What to produce
Only the number is wanted: how many lines contain the string "Соглашение"?

Raw data
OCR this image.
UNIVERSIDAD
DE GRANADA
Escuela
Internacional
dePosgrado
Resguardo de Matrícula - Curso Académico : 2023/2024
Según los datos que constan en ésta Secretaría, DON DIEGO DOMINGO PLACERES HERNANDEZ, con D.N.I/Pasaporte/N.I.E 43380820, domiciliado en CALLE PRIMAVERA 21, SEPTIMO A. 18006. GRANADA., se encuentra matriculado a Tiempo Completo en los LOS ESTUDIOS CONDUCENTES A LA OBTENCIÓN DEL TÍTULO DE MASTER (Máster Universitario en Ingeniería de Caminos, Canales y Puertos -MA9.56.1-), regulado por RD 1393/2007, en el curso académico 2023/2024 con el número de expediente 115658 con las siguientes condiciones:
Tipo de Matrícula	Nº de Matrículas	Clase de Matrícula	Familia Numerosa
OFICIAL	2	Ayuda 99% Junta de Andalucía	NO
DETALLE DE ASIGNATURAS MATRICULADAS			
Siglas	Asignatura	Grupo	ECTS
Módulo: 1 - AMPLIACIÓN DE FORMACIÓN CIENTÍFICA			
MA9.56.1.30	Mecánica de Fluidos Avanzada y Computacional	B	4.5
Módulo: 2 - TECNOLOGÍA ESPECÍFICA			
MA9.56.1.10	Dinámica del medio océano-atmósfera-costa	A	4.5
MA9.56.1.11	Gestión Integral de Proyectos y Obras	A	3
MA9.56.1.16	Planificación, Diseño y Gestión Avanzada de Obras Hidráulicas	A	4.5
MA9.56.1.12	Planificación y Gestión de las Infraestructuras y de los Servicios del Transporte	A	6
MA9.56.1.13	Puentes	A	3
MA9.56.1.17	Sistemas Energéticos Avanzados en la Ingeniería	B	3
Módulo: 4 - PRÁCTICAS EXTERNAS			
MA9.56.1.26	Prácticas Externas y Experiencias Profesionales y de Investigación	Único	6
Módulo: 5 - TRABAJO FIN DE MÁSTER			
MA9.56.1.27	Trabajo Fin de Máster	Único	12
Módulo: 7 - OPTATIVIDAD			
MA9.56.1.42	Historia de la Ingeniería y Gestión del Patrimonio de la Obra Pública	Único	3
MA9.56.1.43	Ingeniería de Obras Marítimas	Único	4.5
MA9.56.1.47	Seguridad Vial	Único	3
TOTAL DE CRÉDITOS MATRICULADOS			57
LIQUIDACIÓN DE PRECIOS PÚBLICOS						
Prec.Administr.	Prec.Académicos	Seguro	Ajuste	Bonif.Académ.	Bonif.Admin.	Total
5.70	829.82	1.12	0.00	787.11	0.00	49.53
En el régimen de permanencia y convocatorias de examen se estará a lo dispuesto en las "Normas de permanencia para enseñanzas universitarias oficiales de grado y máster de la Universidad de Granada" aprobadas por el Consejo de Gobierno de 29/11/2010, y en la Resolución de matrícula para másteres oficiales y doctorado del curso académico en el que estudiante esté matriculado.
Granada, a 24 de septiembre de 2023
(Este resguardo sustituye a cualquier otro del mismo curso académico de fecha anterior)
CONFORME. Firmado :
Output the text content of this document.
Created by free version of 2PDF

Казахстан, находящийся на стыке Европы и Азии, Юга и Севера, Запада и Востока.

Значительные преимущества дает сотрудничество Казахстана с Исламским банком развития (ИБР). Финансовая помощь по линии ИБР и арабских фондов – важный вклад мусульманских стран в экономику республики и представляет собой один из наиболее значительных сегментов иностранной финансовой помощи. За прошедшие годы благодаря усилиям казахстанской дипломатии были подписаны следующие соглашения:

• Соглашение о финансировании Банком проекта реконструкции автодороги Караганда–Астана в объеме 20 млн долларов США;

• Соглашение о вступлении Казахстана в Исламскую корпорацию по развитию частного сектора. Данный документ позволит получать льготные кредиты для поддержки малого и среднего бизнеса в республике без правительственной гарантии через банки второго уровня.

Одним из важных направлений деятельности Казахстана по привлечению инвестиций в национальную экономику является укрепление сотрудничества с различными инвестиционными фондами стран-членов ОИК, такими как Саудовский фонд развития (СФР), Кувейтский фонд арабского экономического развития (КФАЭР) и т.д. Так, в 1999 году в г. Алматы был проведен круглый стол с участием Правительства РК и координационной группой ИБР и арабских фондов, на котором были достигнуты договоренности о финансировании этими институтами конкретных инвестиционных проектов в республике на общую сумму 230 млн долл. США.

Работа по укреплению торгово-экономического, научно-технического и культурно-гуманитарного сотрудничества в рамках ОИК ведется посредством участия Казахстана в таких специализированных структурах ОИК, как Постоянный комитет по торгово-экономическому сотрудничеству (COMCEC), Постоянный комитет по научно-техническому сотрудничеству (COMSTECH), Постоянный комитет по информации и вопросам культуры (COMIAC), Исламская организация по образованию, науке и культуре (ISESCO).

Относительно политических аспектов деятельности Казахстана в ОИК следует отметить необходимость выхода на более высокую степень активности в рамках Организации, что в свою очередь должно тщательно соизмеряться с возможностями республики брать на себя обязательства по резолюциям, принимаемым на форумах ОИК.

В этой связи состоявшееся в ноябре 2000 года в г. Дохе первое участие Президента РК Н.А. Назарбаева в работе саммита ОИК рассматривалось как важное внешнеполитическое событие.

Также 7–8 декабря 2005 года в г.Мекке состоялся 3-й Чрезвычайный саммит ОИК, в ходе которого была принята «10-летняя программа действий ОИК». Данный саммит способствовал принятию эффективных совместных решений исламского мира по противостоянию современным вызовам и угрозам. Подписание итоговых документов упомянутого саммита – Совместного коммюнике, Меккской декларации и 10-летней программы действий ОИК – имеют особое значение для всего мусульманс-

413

The reply
2